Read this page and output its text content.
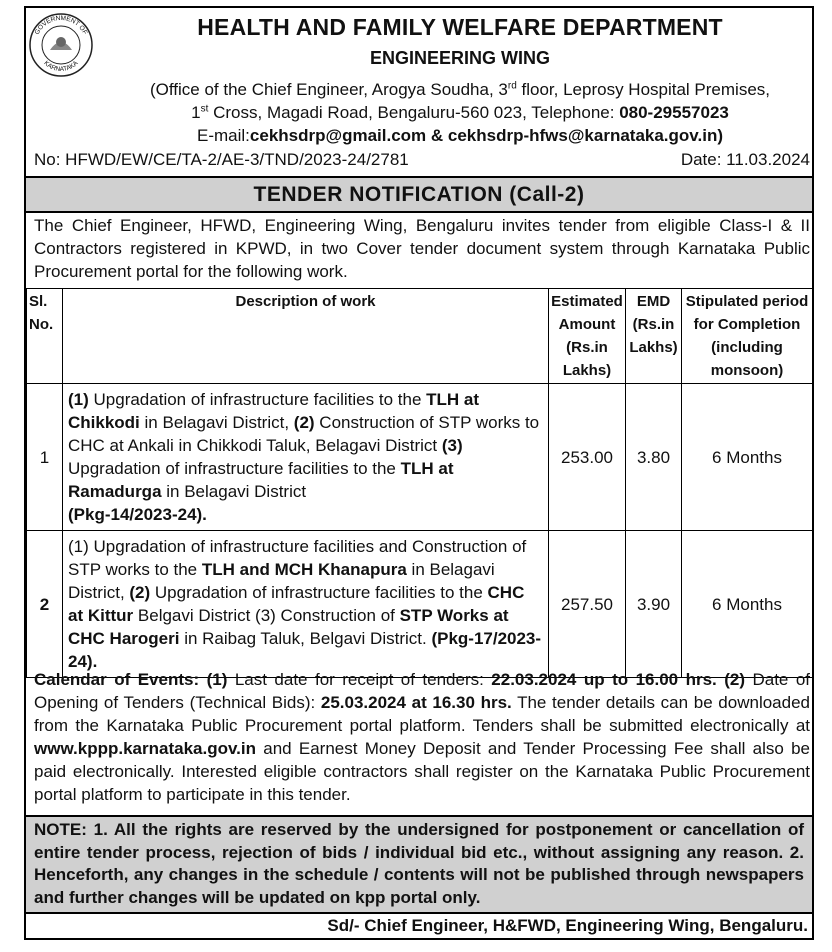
GOVERNMENT OF
KARNATAKA
HEALTH AND FAMILY WELFARE DEPARTMENT
ENGINEERING WING
(Office of the Chief Engineer, Arogya Soudha, 3rd floor, Leprosy Hospital Premises,
1st Cross, Magadi Road, Bengaluru-560 023, Telephone: 080-29557023
E-mail:cekhsdrp@gmail.com & cekhsdrp-hfws@karnataka.gov.in)
No: HFWD/EW/CE/TA-2/AE-3/TND/2023-24/2781	Date: 11.03.2024
TENDER NOTIFICATION (Call-2)
The Chief Engineer, HFWD, Engineering Wing, Bengaluru invites tender from eligible Class-I & II Contractors registered in KPWD, in two Cover tender document system through Karnataka Public Procurement portal for the following work.
Sl. No.	Description of work	Estimated Amount (Rs.in Lakhs)	EMD (Rs.in Lakhs)	Stipulated period for Completion (including monsoon)
1	(1) Upgradation of infrastructure facilities to the TLH at Chikkodi in Belagavi District, (2) Construction of STP works to CHC at Ankali in Chikkodi Taluk, Belagavi District (3) Upgradation of infrastructure facilities to the TLH at Ramadurga in Belagavi District
(Pkg-14/2023-24).	253.00	3.80	6 Months
2	(1) Upgradation of infrastructure facilities and Construction of STP works to the TLH and MCH Khanapura in Belagavi District, (2) Upgradation of infrastructure facilities to the CHC at Kittur Belgavi District (3) Construction of STP Works at CHC Harogeri in Raibag Taluk, Belgavi District. (Pkg-17/2023-24).	257.50	3.90	6 Months
Calendar of Events: (1) Last date for receipt of tenders: 22.03.2024 up to 16.00 hrs. (2) Date of Opening of Tenders (Technical Bids): 25.03.2024 at 16.30 hrs. The tender details can be downloaded from the Karnataka Public Procurement portal platform. Tenders shall be submitted electronically at www.kppp.karnataka.gov.in and Earnest Money Deposit and Tender Processing Fee shall also be paid electronically. Interested eligible contractors shall register on the Karnataka Public Procurement portal platform to participate in this tender.
NOTE: 1. All the rights are reserved by the undersigned for postponement or cancellation of entire tender process, rejection of bids / individual bid etc., without assigning any reason. 2. Henceforth, any changes in the schedule / contents will not be published through newspapers and further changes will be updated on kpp portal only.
Sd/- Chief Engineer, H&FWD, Engineering Wing, Bengaluru.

→ **Problem to solve**: Your task is to repeat the material above exactly, without its pictures.

→ **Solved problem**:
Read this page and output its text content.
GOVERNMENT OF
KARNATAKA
HEALTH AND FAMILY WELFARE DEPARTMENT
ENGINEERING WING
(Office of the Chief Engineer, Arogya Soudha, 3rd floor, Leprosy Hospital Premises,
1st Cross, Magadi Road, Bengaluru-560 023, Telephone: 080-29557023
E-mail:cekhsdrp@gmail.com & cekhsdrp-hfws@karnataka.gov.in)
No: HFWD/EW/CE/TA-2/AE-3/TND/2023-24/2781	Date: 11.03.2024
TENDER NOTIFICATION (Call-2)
The Chief Engineer, HFWD, Engineering Wing, Bengaluru invites tender from eligible Class-I & II Contractors registered in KPWD, in two Cover tender document system through Karnataka Public Procurement portal for the following work.
Sl. No.	Description of work	Estimated Amount (Rs.in Lakhs)	EMD (Rs.in Lakhs)	Stipulated period for Completion (including monsoon)
1	(1) Upgradation of infrastructure facilities to the TLH at Chikkodi in Belagavi District, (2) Construction of STP works to CHC at Ankali in Chikkodi Taluk, Belagavi District (3) Upgradation of infrastructure facilities to the TLH at Ramadurga in Belagavi District
(Pkg-14/2023-24).	253.00	3.80	6 Months
2	(1) Upgradation of infrastructure facilities and Construction of STP works to the TLH and MCH Khanapura in Belagavi District, (2) Upgradation of infrastructure facilities to the CHC at Kittur Belgavi District (3) Construction of STP Works at CHC Harogeri in Raibag Taluk, Belgavi District. (Pkg-17/2023-24).	257.50	3.90	6 Months
Calendar of Events: (1) Last date for receipt of tenders: 22.03.2024 up to 16.00 hrs. (2) Date of Opening of Tenders (Technical Bids): 25.03.2024 at 16.30 hrs. The tender details can be downloaded from the Karnataka Public Procurement portal platform. Tenders shall be submitted electronically at www.kppp.karnataka.gov.in and Earnest Money Deposit and Tender Processing Fee shall also be paid electronically. Interested eligible contractors shall register on the Karnataka Public Procurement portal platform to participate in this tender.
NOTE: 1. All the rights are reserved by the undersigned for postponement or cancellation of entire tender process, rejection of bids / individual bid etc., without assigning any reason. 2. Henceforth, any changes in the schedule / contents will not be published through newspapers and further changes will be updated on kpp portal only.
Sd/- Chief Engineer, H&FWD, Engineering Wing, Bengaluru.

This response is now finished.